(Entries from a dataset)

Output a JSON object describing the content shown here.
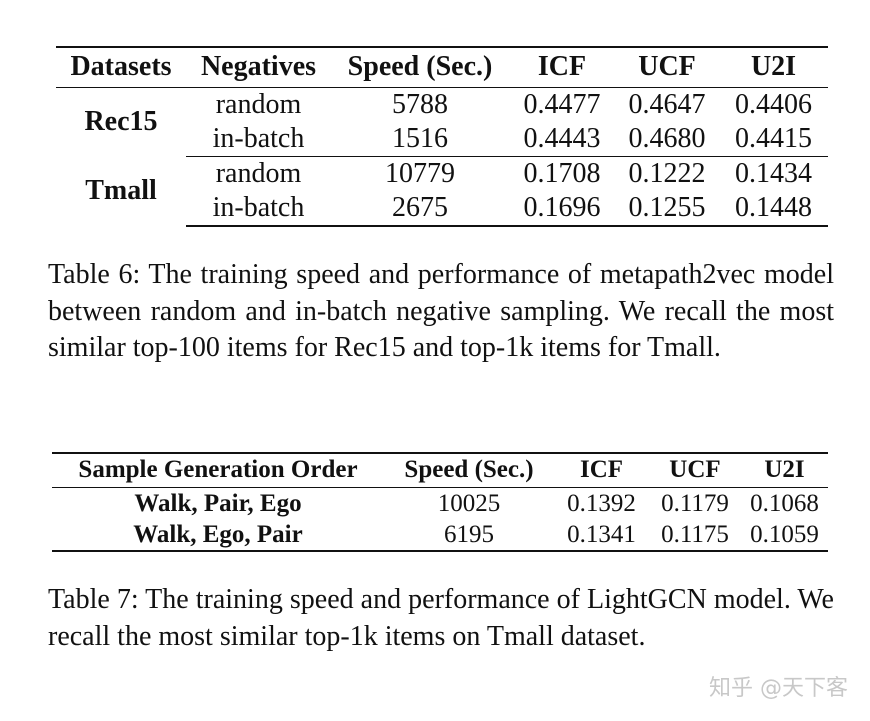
{
  "table6": {
    "headers": [
      "Datasets",
      "Negatives",
      "Speed (Sec.)",
      "ICF",
      "UCF",
      "U2I"
    ],
    "groups": [
      {
        "dataset": "Rec15",
        "rows": [
          {
            "negatives": "random",
            "speed": "5788",
            "icf": "0.4477",
            "ucf": "0.4647",
            "u2i": "0.4406"
          },
          {
            "negatives": "in-batch",
            "speed": "1516",
            "icf": "0.4443",
            "ucf": "0.4680",
            "u2i": "0.4415"
          }
        ]
      },
      {
        "dataset": "Tmall",
        "rows": [
          {
            "negatives": "random",
            "speed": "10779",
            "icf": "0.1708",
            "ucf": "0.1222",
            "u2i": "0.1434"
          },
          {
            "negatives": "in-batch",
            "speed": "2675",
            "icf": "0.1696",
            "ucf": "0.1255",
            "u2i": "0.1448"
          }
        ]
      }
    ],
    "caption": "Table 6: The training speed and performance of metapath2vec model between random and in-batch negative sampling. We recall the most similar top-100 items for Rec15 and top-1k items for Tmall."
  },
  "table7": {
    "headers": [
      "Sample Generation Order",
      "Speed (Sec.)",
      "ICF",
      "UCF",
      "U2I"
    ],
    "rows": [
      {
        "order": "Walk, Pair, Ego",
        "speed": "10025",
        "icf": "0.1392",
        "ucf": "0.1179",
        "u2i": "0.1068"
      },
      {
        "order": "Walk, Ego, Pair",
        "speed": "6195",
        "icf": "0.1341",
        "ucf": "0.1175",
        "u2i": "0.1059"
      }
    ],
    "caption": "Table 7: The training speed and performance of LightGCN model. We recall the most similar top-1k items on Tmall dataset."
  },
  "watermark": "知乎 @天下客"
}
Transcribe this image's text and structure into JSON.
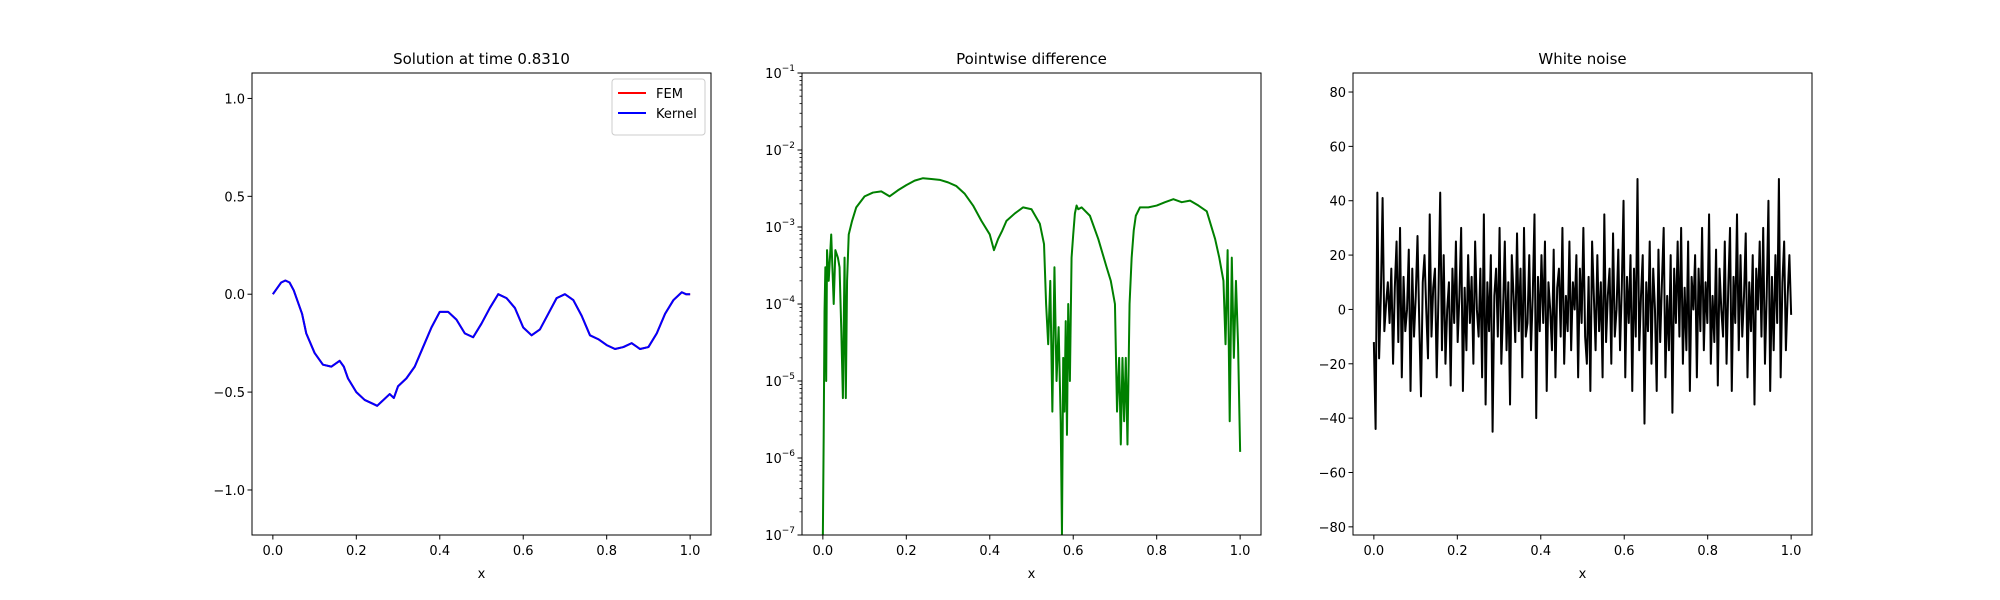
{
  "chart_data": [
    {
      "type": "line",
      "title": "Solution at time 0.8310",
      "xlabel": "x",
      "ylabel": "",
      "xlim": [
        -0.05,
        1.05
      ],
      "ylim": [
        -1.23,
        1.13
      ],
      "xticks": [
        0.0,
        0.2,
        0.4,
        0.6,
        0.8,
        1.0
      ],
      "xtick_labels": [
        "0.0",
        "0.2",
        "0.4",
        "0.6",
        "0.8",
        "1.0"
      ],
      "yticks": [
        -1.0,
        -0.5,
        0.0,
        0.5,
        1.0
      ],
      "ytick_labels": [
        "−1.0",
        "−0.5",
        "0.0",
        "0.5",
        "1.0"
      ],
      "grid": false,
      "legend": "top-right",
      "x": [
        0.0,
        0.01,
        0.02,
        0.03,
        0.04,
        0.05,
        0.06,
        0.07,
        0.08,
        0.1,
        0.12,
        0.14,
        0.16,
        0.17,
        0.18,
        0.2,
        0.22,
        0.24,
        0.25,
        0.26,
        0.28,
        0.29,
        0.3,
        0.32,
        0.34,
        0.36,
        0.38,
        0.4,
        0.42,
        0.44,
        0.46,
        0.48,
        0.5,
        0.52,
        0.54,
        0.56,
        0.58,
        0.6,
        0.62,
        0.64,
        0.66,
        0.68,
        0.7,
        0.72,
        0.74,
        0.76,
        0.78,
        0.8,
        0.82,
        0.84,
        0.86,
        0.88,
        0.9,
        0.92,
        0.94,
        0.96,
        0.98,
        0.99,
        1.0
      ],
      "series": [
        {
          "name": "FEM",
          "color": "#ff0000",
          "values": [
            0.0,
            0.03,
            0.06,
            0.07,
            0.06,
            0.02,
            -0.04,
            -0.1,
            -0.2,
            -0.3,
            -0.36,
            -0.37,
            -0.34,
            -0.37,
            -0.43,
            -0.5,
            -0.54,
            -0.56,
            -0.57,
            -0.55,
            -0.51,
            -0.53,
            -0.47,
            -0.43,
            -0.37,
            -0.27,
            -0.17,
            -0.09,
            -0.09,
            -0.13,
            -0.2,
            -0.22,
            -0.15,
            -0.07,
            -0.0,
            -0.02,
            -0.07,
            -0.17,
            -0.21,
            -0.18,
            -0.1,
            -0.02,
            0.0,
            -0.03,
            -0.11,
            -0.21,
            -0.23,
            -0.26,
            -0.28,
            -0.27,
            -0.25,
            -0.28,
            -0.27,
            -0.2,
            -0.1,
            -0.03,
            0.01,
            -0.0,
            -0.0
          ]
        },
        {
          "name": "Kernel",
          "color": "#0000ff",
          "values": [
            0.0,
            0.03,
            0.06,
            0.07,
            0.06,
            0.02,
            -0.04,
            -0.1,
            -0.2,
            -0.3,
            -0.36,
            -0.37,
            -0.34,
            -0.37,
            -0.43,
            -0.5,
            -0.54,
            -0.56,
            -0.57,
            -0.55,
            -0.51,
            -0.53,
            -0.47,
            -0.43,
            -0.37,
            -0.27,
            -0.17,
            -0.09,
            -0.09,
            -0.13,
            -0.2,
            -0.22,
            -0.15,
            -0.07,
            -0.0,
            -0.02,
            -0.07,
            -0.17,
            -0.21,
            -0.18,
            -0.1,
            -0.02,
            0.0,
            -0.03,
            -0.11,
            -0.21,
            -0.23,
            -0.26,
            -0.28,
            -0.27,
            -0.25,
            -0.28,
            -0.27,
            -0.2,
            -0.1,
            -0.03,
            0.01,
            -0.0,
            -0.0
          ]
        }
      ]
    },
    {
      "type": "line",
      "title": "Pointwise difference",
      "xlabel": "x",
      "ylabel": "",
      "yscale": "log",
      "xlim": [
        -0.05,
        1.05
      ],
      "ylim": [
        1e-07,
        0.1
      ],
      "xticks": [
        0.0,
        0.2,
        0.4,
        0.6,
        0.8,
        1.0
      ],
      "xtick_labels": [
        "0.0",
        "0.2",
        "0.4",
        "0.6",
        "0.8",
        "1.0"
      ],
      "yticks": [
        1e-07,
        1e-06,
        1e-05,
        0.0001,
        0.001,
        0.01,
        0.1
      ],
      "ytick_base": "10",
      "ytick_exponents": [
        "−7",
        "−6",
        "−5",
        "−4",
        "−3",
        "−2",
        "−1"
      ],
      "grid": false,
      "series": [
        {
          "color": "#008000",
          "x": [
            0.0,
            0.002,
            0.004,
            0.006,
            0.008,
            0.01,
            0.014,
            0.02,
            0.026,
            0.03,
            0.036,
            0.04,
            0.044,
            0.048,
            0.052,
            0.055,
            0.058,
            0.062,
            0.07,
            0.08,
            0.1,
            0.12,
            0.14,
            0.16,
            0.18,
            0.2,
            0.22,
            0.24,
            0.26,
            0.28,
            0.3,
            0.32,
            0.34,
            0.36,
            0.38,
            0.4,
            0.41,
            0.42,
            0.43,
            0.44,
            0.46,
            0.48,
            0.5,
            0.52,
            0.53,
            0.535,
            0.54,
            0.545,
            0.55,
            0.555,
            0.56,
            0.565,
            0.57,
            0.573,
            0.576,
            0.579,
            0.582,
            0.585,
            0.588,
            0.592,
            0.596,
            0.6,
            0.604,
            0.608,
            0.612,
            0.62,
            0.64,
            0.66,
            0.68,
            0.69,
            0.7,
            0.705,
            0.71,
            0.714,
            0.718,
            0.722,
            0.726,
            0.73,
            0.735,
            0.74,
            0.745,
            0.75,
            0.76,
            0.78,
            0.8,
            0.82,
            0.84,
            0.86,
            0.88,
            0.9,
            0.92,
            0.94,
            0.95,
            0.96,
            0.965,
            0.97,
            0.975,
            0.98,
            0.985,
            0.99,
            0.995,
            1.0
          ],
          "values": [
            1e-07,
            2e-06,
            8e-05,
            0.0003,
            1e-05,
            0.0005,
            0.0002,
            0.0008,
            0.0001,
            0.0005,
            0.0004,
            0.0003,
            5e-05,
            6e-06,
            0.0004,
            6e-06,
            0.0002,
            0.0008,
            0.0012,
            0.0018,
            0.0025,
            0.0028,
            0.0029,
            0.0025,
            0.003,
            0.0035,
            0.004,
            0.0043,
            0.0042,
            0.0041,
            0.0038,
            0.0034,
            0.0027,
            0.0019,
            0.0012,
            0.0008,
            0.0005,
            0.0007,
            0.0009,
            0.0012,
            0.0015,
            0.0018,
            0.0017,
            0.0011,
            0.0006,
            0.0001,
            3e-05,
            0.0002,
            4e-06,
            0.0003,
            1e-05,
            5e-05,
            3e-06,
            1e-07,
            2e-05,
            4e-06,
            6e-05,
            2e-06,
            0.0001,
            1e-05,
            0.0004,
            0.0008,
            0.0015,
            0.0019,
            0.0017,
            0.0018,
            0.0014,
            0.0007,
            0.0003,
            0.0002,
            0.0001,
            4e-06,
            2e-05,
            1.5e-06,
            2e-05,
            3e-06,
            2e-05,
            1.5e-06,
            0.0001,
            0.0004,
            0.0009,
            0.0014,
            0.0018,
            0.0018,
            0.0019,
            0.0021,
            0.0023,
            0.0021,
            0.0022,
            0.0019,
            0.0016,
            0.0007,
            0.0004,
            0.0002,
            3e-05,
            0.0005,
            3e-06,
            0.0004,
            2e-05,
            0.0002,
            3e-05,
            1.2e-06
          ]
        }
      ]
    },
    {
      "type": "line",
      "title": "White noise",
      "xlabel": "x",
      "ylabel": "",
      "xlim": [
        -0.05,
        1.05
      ],
      "ylim": [
        -83,
        87
      ],
      "xticks": [
        0.0,
        0.2,
        0.4,
        0.6,
        0.8,
        1.0
      ],
      "xtick_labels": [
        "0.0",
        "0.2",
        "0.4",
        "0.6",
        "0.8",
        "1.0"
      ],
      "yticks": [
        -80,
        -60,
        -40,
        -20,
        0,
        20,
        40,
        60,
        80
      ],
      "ytick_labels": [
        "−80",
        "−60",
        "−40",
        "−20",
        "0",
        "20",
        "40",
        "60",
        "80"
      ],
      "grid": false,
      "series": [
        {
          "color": "#000000",
          "x_start": 0.0,
          "x_end": 1.0,
          "values": [
            -12,
            -44,
            43,
            -18,
            5,
            41,
            -8,
            2,
            10,
            -5,
            15,
            -20,
            8,
            25,
            -12,
            30,
            -25,
            12,
            -8,
            0,
            22,
            -30,
            15,
            -10,
            5,
            27,
            -5,
            -32,
            10,
            20,
            0,
            -18,
            35,
            -10,
            8,
            15,
            -25,
            5,
            43,
            -15,
            20,
            -20,
            0,
            10,
            -28,
            15,
            -5,
            25,
            -12,
            5,
            30,
            -30,
            8,
            -15,
            20,
            -5,
            12,
            -20,
            25,
            0,
            -10,
            15,
            -25,
            35,
            -35,
            10,
            -8,
            20,
            -45,
            5,
            15,
            -10,
            30,
            -20,
            0,
            25,
            -15,
            10,
            -35,
            20,
            5,
            -12,
            28,
            -8,
            15,
            -25,
            30,
            -10,
            -5,
            20,
            -15,
            5,
            35,
            -40,
            12,
            -8,
            20,
            -5,
            25,
            -30,
            10,
            0,
            -15,
            22,
            -25,
            8,
            15,
            -10,
            30,
            -20,
            5,
            -8,
            25,
            -15,
            10,
            0,
            20,
            -25,
            15,
            -5,
            30,
            -10,
            -20,
            12,
            -30,
            25,
            5,
            -15,
            20,
            -8,
            10,
            -25,
            35,
            -12,
            5,
            15,
            -20,
            28,
            -10,
            0,
            22,
            -15,
            8,
            40,
            -25,
            12,
            -5,
            20,
            -30,
            15,
            -10,
            48,
            -15,
            5,
            20,
            -42,
            10,
            -8,
            25,
            -20,
            15,
            0,
            -30,
            22,
            -12,
            10,
            30,
            -25,
            5,
            -15,
            20,
            -38,
            15,
            -5,
            25,
            -10,
            30,
            -20,
            8,
            -15,
            25,
            -30,
            12,
            0,
            20,
            -25,
            15,
            -8,
            30,
            -15,
            10,
            -5,
            35,
            -20,
            5,
            -12,
            22,
            -28,
            15,
            0,
            -10,
            25,
            -20,
            8,
            30,
            -30,
            12,
            -5,
            35,
            -15,
            20,
            -10,
            5,
            28,
            -25,
            10,
            -8,
            20,
            -35,
            15,
            0,
            25,
            -10,
            30,
            -20,
            5,
            40,
            -30,
            12,
            -15,
            20,
            -5,
            48,
            -25,
            10,
            25,
            -15,
            5,
            20,
            -2
          ]
        }
      ]
    }
  ]
}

- **EXERCISE**
State the count of lines with the word "items" in them, and write nothing else.

- **WRITTEN ANSWER**
2